» **OBJECTIVE**: Extract each line of the material that follows exactly and omit its pictures.

» **RECORDS FOR THE TASK**:
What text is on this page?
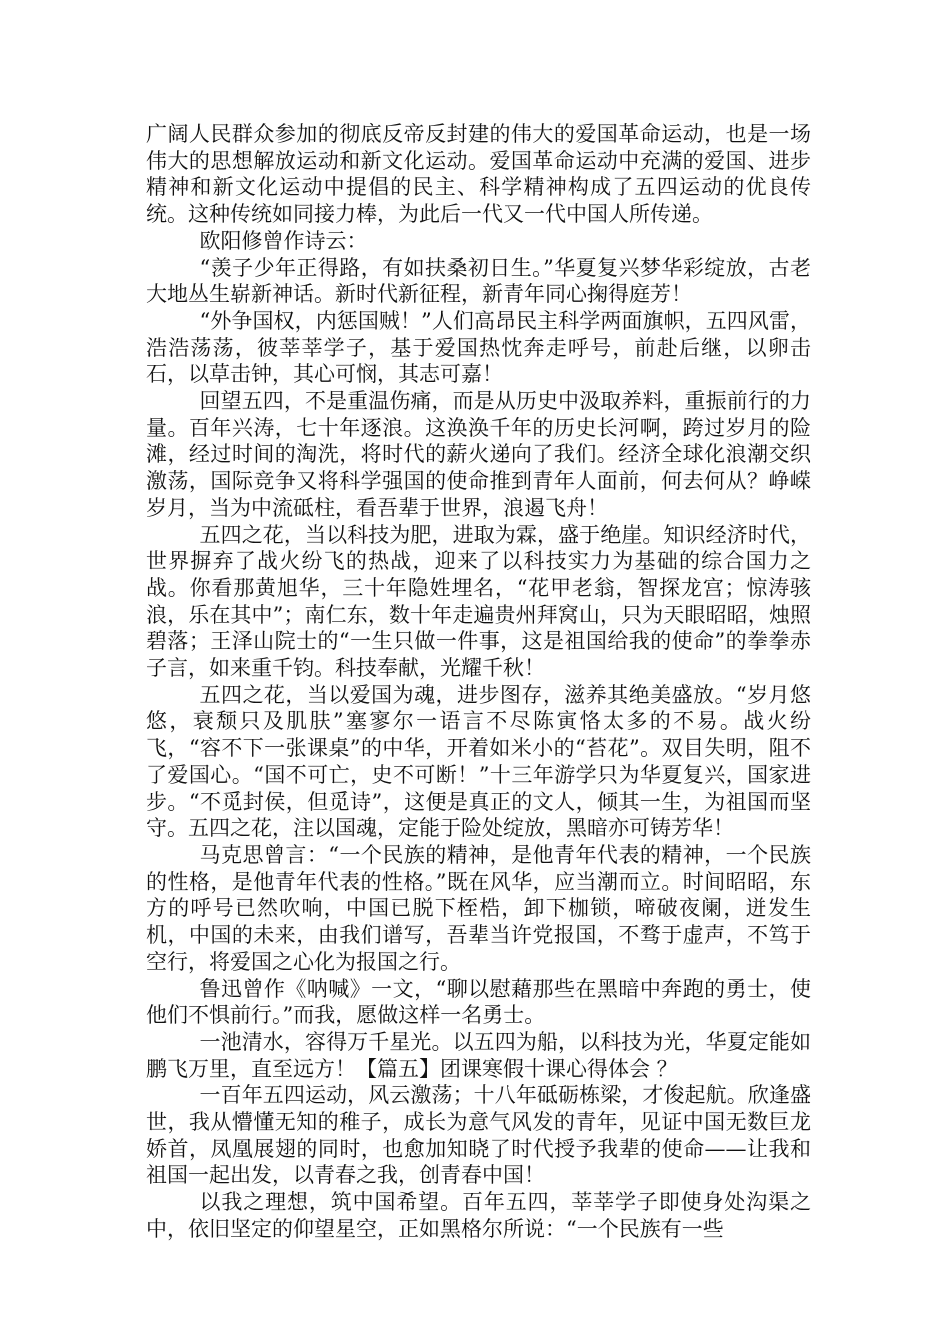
广阔人民群众参加的彻底反帝反封建的伟大的爱国革命运动，也是一场伟大的思想解放运动和新文化运动。爱国革命运动中充满的爱国、进步精神和新文化运动中提倡的民主、科学精神构成了五四运动的优良传统。这种传统如同接力棒，为此后一代又一代中国人所传递。

欧阳修曾作诗云：

“羡子少年正得路，有如扶桑初日生。”华夏复兴梦华彩绽放，古老大地丛生崭新神话。新时代新征程，新青年同心掬得庭芳！

“外争国权，内惩国贼！”人们高昂民主科学两面旗帜，五四风雷，浩浩荡荡，彼莘莘学子，基于爱国热忱奔走呼号，前赴后继，以卵击石，以草击钟，其心可悯，其志可嘉！

回望五四，不是重温伤痛，而是从历史中汲取养料，重振前行的力量。百年兴涛，七十年逐浪。这涣涣千年的历史长河啊，跨过岁月的险滩，经过时间的淘洗，将时代的薪火递向了我们。经济全球化浪潮交织激荡，国际竞争又将科学强国的使命推到青年人面前，何去何从？峥嵘岁月，当为中流砥柱，看吾辈于世界，浪遏飞舟！

五四之花，当以科技为肥，进取为霖，盛于绝崖。知识经济时代，世界摒弃了战火纷飞的热战，迎来了以科技实力为基础的综合国力之战。你看那黄旭华，三十年隐姓埋名，“花甲老翁，智探龙宫；惊涛骇浪，乐在其中”；南仁东，数十年走遍贵州拜窝山，只为天眼昭昭，烛照碧落；王泽山院士的“一生只做一件事，这是祖国给我的使命”的拳拳赤子言，如来重千钧。科技奉献，光耀千秋！

五四之花，当以爱国为魂，进步图存，滋养其绝美盛放。“岁月悠悠，衰颓只及肌肤”塞寥尔一语言不尽陈寅恪太多的不易。战火纷飞，“容不下一张课桌”的中华，开着如米小的“苔花”。双目失明，阻不了爱国心。“国不可亡，史不可断！”十三年游学只为华夏复兴，国家进步。“不觅封侯，但觅诗”，这便是真正的文人，倾其一生，为祖国而坚守。五四之花，注以国魂，定能于险处绽放，黑暗亦可铸芳华！

马克思曾言：“一个民族的精神，是他青年代表的精神，一个民族的性格，是他青年代表的性格。”既在风华，应当潮而立。时间昭昭，东方的呼号已然吹响，中国已脱下桎梏，卸下枷锁，啼破夜阑，迸发生机，中国的未来，由我们谱写，吾辈当许党报国，不骛于虚声，不笃于空行，将爱国之心化为报国之行。

鲁迅曾作《呐喊》一文，“聊以慰藉那些在黑暗中奔跑的勇士，使他们不惧前行。”而我，愿做这样一名勇士。

一池清水，容得万千星光。以五四为船，以科技为光，华夏定能如鹏飞万里，直至远方！【篇五】团课寒假十课心得体会 ？

一百年五四运动，风云激荡；十八年砥砺栋梁，才俊起航。欣逢盛世，我从懵懂无知的稚子，成长为意气风发的青年，见证中国无数巨龙娇首，凤凰展翅的同时，也愈加知晓了时代授予我辈的使命——让我和祖国一起出发，以青春之我，创青春中国！

以我之理想，筑中国希望。百年五四，莘莘学子即使身处沟渠之中，依旧坚定的仰望星空，正如黑格尔所说：“一个民族有一些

» **ANSWER TO THIS PROBLEM**:
What text is on this page?
广阔人民群众参加的彻底反帝反封建的伟大的爱国革命运动，也是一场伟大的思想解放运动和新文化运动。爱国革命运动中充满的爱国、进步精神和新文化运动中提倡的民主、科学精神构成了五四运动的优良传统。这种传统如同接力棒，为此后一代又一代中国人所传递。

欧阳修曾作诗云：

“羡子少年正得路，有如扶桑初日生。”华夏复兴梦华彩绽放，古老大地丛生崭新神话。新时代新征程，新青年同心掬得庭芳！

“外争国权，内惩国贼！”人们高昂民主科学两面旗帜，五四风雷，浩浩荡荡，彼莘莘学子，基于爱国热忱奔走呼号，前赴后继，以卵击石，以草击钟，其心可悯，其志可嘉！

回望五四，不是重温伤痛，而是从历史中汲取养料，重振前行的力量。百年兴涛，七十年逐浪。这涣涣千年的历史长河啊，跨过岁月的险滩，经过时间的淘洗，将时代的薪火递向了我们。经济全球化浪潮交织激荡，国际竞争又将科学强国的使命推到青年人面前，何去何从？峥嵘岁月，当为中流砥柱，看吾辈于世界，浪遏飞舟！

五四之花，当以科技为肥，进取为霖，盛于绝崖。知识经济时代，世界摒弃了战火纷飞的热战，迎来了以科技实力为基础的综合国力之战。你看那黄旭华，三十年隐姓埋名，“花甲老翁，智探龙宫；惊涛骇浪，乐在其中”；南仁东，数十年走遍贵州拜窝山，只为天眼昭昭，烛照碧落；王泽山院士的“一生只做一件事，这是祖国给我的使命”的拳拳赤子言，如来重千钧。科技奉献，光耀千秋！

五四之花，当以爱国为魂，进步图存，滋养其绝美盛放。“岁月悠悠，衰颓只及肌肤”塞寥尔一语言不尽陈寅恪太多的不易。战火纷飞，“容不下一张课桌”的中华，开着如米小的“苔花”。双目失明，阻不了爱国心。“国不可亡，史不可断！”十三年游学只为华夏复兴，国家进步。“不觅封侯，但觅诗”，这便是真正的文人，倾其一生，为祖国而坚守。五四之花，注以国魂，定能于险处绽放，黑暗亦可铸芳华！

马克思曾言：“一个民族的精神，是他青年代表的精神，一个民族的性格，是他青年代表的性格。”既在风华，应当潮而立。时间昭昭，东方的呼号已然吹响，中国已脱下桎梏，卸下枷锁，啼破夜阑，迸发生机，中国的未来，由我们谱写，吾辈当许党报国，不骛于虚声，不笃于空行，将爱国之心化为报国之行。

鲁迅曾作《呐喊》一文，“聊以慰藉那些在黑暗中奔跑的勇士，使他们不惧前行。”而我，愿做这样一名勇士。

一池清水，容得万千星光。以五四为船，以科技为光，华夏定能如鹏飞万里，直至远方！【篇五】团课寒假十课心得体会 ？

一百年五四运动，风云激荡；十八年砥砺栋梁，才俊起航。欣逢盛世，我从懵懂无知的稚子，成长为意气风发的青年，见证中国无数巨龙娇首，凤凰展翅的同时，也愈加知晓了时代授予我辈的使命——让我和祖国一起出发，以青春之我，创青春中国！

以我之理想，筑中国希望。百年五四，莘莘学子即使身处沟渠之中，依旧坚定的仰望星空，正如黑格尔所说：“一个民族有一些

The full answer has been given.